--- start of INFORMATION PROVIDED ---
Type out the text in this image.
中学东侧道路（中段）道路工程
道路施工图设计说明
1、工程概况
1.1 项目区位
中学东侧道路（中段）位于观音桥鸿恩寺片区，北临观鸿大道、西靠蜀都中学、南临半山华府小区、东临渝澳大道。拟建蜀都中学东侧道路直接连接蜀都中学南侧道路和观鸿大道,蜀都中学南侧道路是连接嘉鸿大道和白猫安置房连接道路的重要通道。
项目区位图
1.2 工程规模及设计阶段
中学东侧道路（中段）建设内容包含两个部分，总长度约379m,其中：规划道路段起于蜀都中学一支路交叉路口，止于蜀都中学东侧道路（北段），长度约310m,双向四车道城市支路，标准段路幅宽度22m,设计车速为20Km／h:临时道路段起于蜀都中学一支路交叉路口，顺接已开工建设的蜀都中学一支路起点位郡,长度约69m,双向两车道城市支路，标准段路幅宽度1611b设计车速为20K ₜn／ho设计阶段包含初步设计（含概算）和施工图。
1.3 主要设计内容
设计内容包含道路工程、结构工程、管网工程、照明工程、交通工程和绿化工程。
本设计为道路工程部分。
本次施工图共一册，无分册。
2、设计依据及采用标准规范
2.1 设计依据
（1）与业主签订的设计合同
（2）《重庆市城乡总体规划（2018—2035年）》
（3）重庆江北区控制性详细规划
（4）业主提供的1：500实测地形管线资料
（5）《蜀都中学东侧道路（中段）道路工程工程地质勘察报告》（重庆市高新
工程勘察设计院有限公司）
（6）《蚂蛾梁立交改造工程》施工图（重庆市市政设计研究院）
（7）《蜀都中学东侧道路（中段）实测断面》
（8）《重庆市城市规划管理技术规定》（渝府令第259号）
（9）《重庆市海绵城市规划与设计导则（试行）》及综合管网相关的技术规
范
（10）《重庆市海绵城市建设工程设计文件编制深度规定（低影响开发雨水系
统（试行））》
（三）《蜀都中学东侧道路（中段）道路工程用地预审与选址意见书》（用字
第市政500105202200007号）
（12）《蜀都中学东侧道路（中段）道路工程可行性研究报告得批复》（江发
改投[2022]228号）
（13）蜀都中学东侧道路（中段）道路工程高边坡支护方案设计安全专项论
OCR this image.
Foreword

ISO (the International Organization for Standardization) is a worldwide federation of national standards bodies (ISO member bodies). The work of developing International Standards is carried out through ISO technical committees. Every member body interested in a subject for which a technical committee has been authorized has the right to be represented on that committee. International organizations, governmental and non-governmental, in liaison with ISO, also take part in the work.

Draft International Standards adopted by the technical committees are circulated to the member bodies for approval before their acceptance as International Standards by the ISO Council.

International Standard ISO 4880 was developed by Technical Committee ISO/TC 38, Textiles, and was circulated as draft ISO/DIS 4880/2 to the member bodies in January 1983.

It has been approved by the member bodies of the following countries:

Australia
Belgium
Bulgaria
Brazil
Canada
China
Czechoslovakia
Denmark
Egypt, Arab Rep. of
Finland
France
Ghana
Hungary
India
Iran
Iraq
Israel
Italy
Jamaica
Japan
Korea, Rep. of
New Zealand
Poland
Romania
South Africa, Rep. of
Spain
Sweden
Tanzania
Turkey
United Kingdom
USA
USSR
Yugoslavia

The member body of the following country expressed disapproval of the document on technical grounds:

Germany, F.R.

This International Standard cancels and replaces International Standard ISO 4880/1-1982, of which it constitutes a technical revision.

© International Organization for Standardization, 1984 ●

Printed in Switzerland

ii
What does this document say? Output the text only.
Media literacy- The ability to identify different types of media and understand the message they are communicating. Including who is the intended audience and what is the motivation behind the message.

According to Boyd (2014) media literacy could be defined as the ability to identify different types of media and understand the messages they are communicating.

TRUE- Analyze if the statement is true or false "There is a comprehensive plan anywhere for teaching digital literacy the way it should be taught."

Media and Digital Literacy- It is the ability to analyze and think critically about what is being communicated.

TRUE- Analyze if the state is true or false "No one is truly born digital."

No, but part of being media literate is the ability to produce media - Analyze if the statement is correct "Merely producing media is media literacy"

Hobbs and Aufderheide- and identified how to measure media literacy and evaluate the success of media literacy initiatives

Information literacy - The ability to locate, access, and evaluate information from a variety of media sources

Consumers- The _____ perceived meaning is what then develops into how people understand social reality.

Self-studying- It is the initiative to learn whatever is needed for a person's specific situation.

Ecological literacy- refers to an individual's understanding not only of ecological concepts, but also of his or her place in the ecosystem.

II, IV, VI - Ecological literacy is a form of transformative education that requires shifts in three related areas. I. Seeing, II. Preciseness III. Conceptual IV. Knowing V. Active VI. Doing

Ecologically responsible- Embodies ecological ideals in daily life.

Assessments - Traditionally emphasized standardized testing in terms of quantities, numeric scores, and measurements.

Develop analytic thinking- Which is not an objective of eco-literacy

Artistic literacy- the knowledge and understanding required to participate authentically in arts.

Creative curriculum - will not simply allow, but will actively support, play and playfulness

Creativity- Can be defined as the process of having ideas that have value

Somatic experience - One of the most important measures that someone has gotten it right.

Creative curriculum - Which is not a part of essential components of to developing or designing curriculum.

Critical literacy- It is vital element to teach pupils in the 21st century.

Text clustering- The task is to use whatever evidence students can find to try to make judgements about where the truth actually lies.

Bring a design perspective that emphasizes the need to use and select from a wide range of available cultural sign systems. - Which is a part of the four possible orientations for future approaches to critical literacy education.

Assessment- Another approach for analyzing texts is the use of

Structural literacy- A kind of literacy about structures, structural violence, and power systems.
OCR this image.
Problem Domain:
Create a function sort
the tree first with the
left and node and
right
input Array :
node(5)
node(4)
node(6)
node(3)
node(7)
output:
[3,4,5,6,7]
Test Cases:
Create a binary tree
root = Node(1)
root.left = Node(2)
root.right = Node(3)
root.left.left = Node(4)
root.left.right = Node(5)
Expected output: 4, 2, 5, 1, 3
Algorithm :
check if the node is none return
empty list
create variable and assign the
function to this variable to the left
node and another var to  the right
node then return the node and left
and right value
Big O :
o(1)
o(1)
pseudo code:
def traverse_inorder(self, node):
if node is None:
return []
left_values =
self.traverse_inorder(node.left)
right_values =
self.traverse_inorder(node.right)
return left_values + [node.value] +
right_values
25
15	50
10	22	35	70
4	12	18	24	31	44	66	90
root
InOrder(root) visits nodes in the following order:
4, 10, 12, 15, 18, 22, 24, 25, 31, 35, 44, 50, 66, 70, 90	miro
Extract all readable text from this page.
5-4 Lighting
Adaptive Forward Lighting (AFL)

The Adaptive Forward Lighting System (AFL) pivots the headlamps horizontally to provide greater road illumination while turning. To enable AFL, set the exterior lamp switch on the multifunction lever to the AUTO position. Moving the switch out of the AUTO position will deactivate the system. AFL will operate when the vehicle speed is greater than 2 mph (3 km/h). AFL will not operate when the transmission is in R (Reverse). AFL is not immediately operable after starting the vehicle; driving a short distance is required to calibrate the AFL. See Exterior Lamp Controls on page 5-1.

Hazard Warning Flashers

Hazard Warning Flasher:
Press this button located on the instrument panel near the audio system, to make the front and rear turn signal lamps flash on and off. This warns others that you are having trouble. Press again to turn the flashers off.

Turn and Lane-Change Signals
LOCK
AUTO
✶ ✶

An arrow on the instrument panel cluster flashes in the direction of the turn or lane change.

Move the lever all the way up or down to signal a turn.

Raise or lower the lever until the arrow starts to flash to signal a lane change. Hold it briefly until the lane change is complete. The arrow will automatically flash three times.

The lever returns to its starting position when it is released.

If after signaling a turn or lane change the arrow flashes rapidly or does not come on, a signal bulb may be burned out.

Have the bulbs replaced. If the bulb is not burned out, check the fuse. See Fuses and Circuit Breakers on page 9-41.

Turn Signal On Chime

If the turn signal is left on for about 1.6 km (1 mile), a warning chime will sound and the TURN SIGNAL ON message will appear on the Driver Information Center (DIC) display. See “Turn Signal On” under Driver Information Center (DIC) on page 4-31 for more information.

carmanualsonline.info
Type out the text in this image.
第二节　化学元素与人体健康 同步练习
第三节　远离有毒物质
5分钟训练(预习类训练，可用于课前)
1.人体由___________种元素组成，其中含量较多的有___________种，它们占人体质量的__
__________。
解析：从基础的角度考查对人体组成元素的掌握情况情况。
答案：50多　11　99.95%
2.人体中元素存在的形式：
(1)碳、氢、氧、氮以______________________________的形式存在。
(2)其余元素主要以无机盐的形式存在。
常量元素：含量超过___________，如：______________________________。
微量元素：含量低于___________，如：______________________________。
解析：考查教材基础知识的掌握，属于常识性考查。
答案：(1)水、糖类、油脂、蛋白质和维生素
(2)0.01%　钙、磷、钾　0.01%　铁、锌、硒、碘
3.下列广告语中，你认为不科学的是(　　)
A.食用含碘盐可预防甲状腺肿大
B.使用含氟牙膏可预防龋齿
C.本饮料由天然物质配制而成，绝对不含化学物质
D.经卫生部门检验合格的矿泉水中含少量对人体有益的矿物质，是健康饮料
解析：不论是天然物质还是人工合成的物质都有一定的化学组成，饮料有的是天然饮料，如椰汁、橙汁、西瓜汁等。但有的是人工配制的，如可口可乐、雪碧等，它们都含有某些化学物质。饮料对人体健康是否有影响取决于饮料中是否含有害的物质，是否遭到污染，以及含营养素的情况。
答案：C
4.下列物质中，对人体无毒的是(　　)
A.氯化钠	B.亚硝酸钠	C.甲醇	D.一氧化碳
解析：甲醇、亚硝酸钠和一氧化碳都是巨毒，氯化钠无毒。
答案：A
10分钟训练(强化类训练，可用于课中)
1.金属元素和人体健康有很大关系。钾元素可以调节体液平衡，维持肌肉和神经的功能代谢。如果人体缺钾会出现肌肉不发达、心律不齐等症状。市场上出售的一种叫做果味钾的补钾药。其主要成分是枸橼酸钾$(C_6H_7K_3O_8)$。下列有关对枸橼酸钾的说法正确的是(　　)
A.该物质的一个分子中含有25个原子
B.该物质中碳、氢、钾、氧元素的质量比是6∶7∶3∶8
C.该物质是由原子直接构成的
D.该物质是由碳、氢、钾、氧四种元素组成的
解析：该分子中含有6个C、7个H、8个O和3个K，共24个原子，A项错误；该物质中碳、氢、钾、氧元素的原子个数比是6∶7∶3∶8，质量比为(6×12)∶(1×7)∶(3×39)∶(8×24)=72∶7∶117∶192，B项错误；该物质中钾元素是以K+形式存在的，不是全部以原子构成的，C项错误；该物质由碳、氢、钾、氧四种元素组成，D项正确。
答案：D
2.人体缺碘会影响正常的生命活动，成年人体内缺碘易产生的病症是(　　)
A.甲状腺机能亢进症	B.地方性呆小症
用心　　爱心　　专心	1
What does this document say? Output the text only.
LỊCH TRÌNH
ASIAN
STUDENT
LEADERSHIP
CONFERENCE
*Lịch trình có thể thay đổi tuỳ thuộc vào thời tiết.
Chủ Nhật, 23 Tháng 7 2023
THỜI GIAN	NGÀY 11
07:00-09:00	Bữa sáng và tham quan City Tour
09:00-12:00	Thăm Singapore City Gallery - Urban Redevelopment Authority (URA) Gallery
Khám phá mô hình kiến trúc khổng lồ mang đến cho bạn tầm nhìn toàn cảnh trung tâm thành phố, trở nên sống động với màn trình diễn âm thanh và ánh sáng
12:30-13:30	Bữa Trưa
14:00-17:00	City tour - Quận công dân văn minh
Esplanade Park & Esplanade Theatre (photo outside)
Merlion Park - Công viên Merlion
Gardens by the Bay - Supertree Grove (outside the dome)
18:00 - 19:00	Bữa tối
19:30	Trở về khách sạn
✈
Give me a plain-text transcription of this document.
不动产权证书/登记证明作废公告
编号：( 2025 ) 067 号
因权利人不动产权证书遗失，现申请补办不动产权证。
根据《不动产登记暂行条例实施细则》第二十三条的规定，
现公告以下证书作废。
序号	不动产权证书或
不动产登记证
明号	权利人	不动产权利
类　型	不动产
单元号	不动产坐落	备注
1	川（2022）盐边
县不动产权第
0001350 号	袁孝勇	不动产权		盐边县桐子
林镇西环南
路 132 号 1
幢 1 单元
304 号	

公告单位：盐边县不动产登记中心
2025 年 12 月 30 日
--- end of INFORMATION PROVIDED ---
#### WORK INSTRUCTIONS
Go over the records above and tally each line that includes "systems". Give the total by itself.

#### RESULT BELOW
2